__Short task__. All entries must be repeated exactly; do not include the pictures.

[Stored data entries]
-=-=-=-=-

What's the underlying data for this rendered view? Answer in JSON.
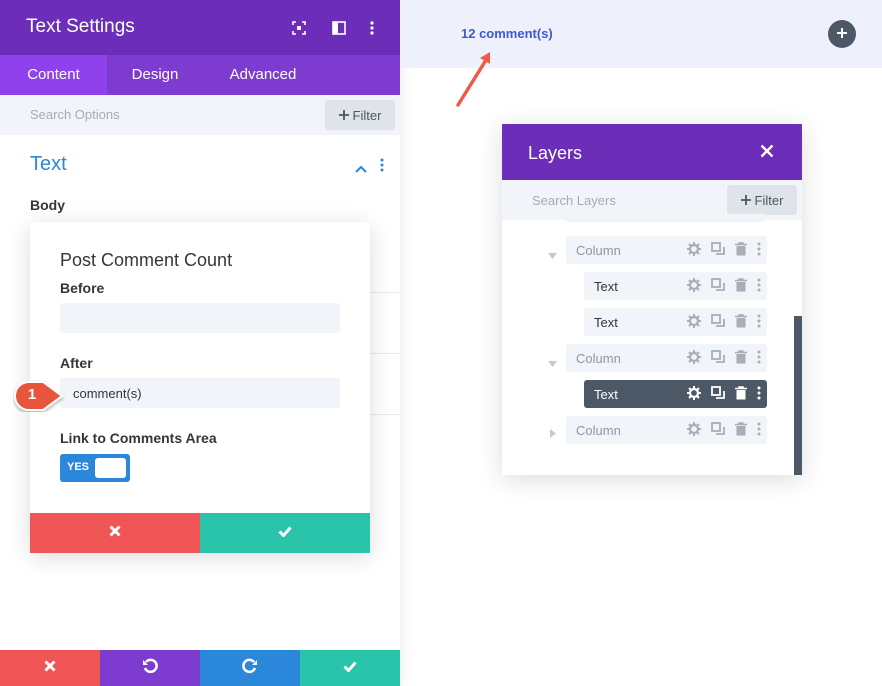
{
  "settings_panel": {
    "title": "Text Settings",
    "header_icons": [
      "fullscreen-icon",
      "split-view-icon",
      "more-icon"
    ],
    "tabs": [
      {
        "label": "Content",
        "active": true
      },
      {
        "label": "Design",
        "active": false
      },
      {
        "label": "Advanced",
        "active": false
      }
    ],
    "search_placeholder": "Search Options",
    "filter_label": "Filter",
    "section_title": "Text",
    "body_label": "Body"
  },
  "dynamic_popup": {
    "title": "Post Comment Count",
    "before_label": "Before",
    "before_value": "",
    "after_label": "After",
    "after_value": "comment(s)",
    "link_label": "Link to Comments Area",
    "toggle_text": "YES",
    "toggle_on": true
  },
  "step_badge": "1",
  "bottom_bar": {
    "buttons": [
      "close-icon",
      "undo-icon",
      "redo-icon",
      "check-icon"
    ]
  },
  "page": {
    "comment_link": "12 comment(s)"
  },
  "layers": {
    "title": "Layers",
    "search_placeholder": "Search Layers",
    "filter_label": "Filter",
    "rows": [
      {
        "label": "Column",
        "expanded": true,
        "selected": false
      },
      {
        "label": "Text",
        "selected": false
      },
      {
        "label": "Text",
        "selected": false
      },
      {
        "label": "Column",
        "expanded": true,
        "selected": false
      },
      {
        "label": "Text",
        "selected": true
      },
      {
        "label": "Column",
        "expanded": false,
        "selected": false
      }
    ]
  },
  "colors": {
    "purple_header": "#6c2eb9",
    "purple_tab": "#7d3bcf",
    "accent_blue": "#2b87da",
    "red": "#ef5555",
    "green": "#29c4a9",
    "dark_slate": "#4c5866"
  }
}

-=-=-=-=-

__Exercise output__.
What's the underlying data for this rendered view? Answer in JSON.
{
  "settings_panel": {
    "title": "Text Settings",
    "header_icons": [
      "fullscreen-icon",
      "split-view-icon",
      "more-icon"
    ],
    "tabs": [
      {
        "label": "Content",
        "active": true
      },
      {
        "label": "Design",
        "active": false
      },
      {
        "label": "Advanced",
        "active": false
      }
    ],
    "search_placeholder": "Search Options",
    "filter_label": "Filter",
    "section_title": "Text",
    "body_label": "Body"
  },
  "dynamic_popup": {
    "title": "Post Comment Count",
    "before_label": "Before",
    "before_value": "",
    "after_label": "After",
    "after_value": "comment(s)",
    "link_label": "Link to Comments Area",
    "toggle_text": "YES",
    "toggle_on": true
  },
  "step_badge": "1",
  "bottom_bar": {
    "buttons": [
      "close-icon",
      "undo-icon",
      "redo-icon",
      "check-icon"
    ]
  },
  "page": {
    "comment_link": "12 comment(s)"
  },
  "layers": {
    "title": "Layers",
    "search_placeholder": "Search Layers",
    "filter_label": "Filter",
    "rows": [
      {
        "label": "Column",
        "expanded": true,
        "selected": false
      },
      {
        "label": "Text",
        "selected": false
      },
      {
        "label": "Text",
        "selected": false
      },
      {
        "label": "Column",
        "expanded": true,
        "selected": false
      },
      {
        "label": "Text",
        "selected": true
      },
      {
        "label": "Column",
        "expanded": false,
        "selected": false
      }
    ]
  },
  "colors": {
    "purple_header": "#6c2eb9",
    "purple_tab": "#7d3bcf",
    "accent_blue": "#2b87da",
    "red": "#ef5555",
    "green": "#29c4a9",
    "dark_slate": "#4c5866"
  }
}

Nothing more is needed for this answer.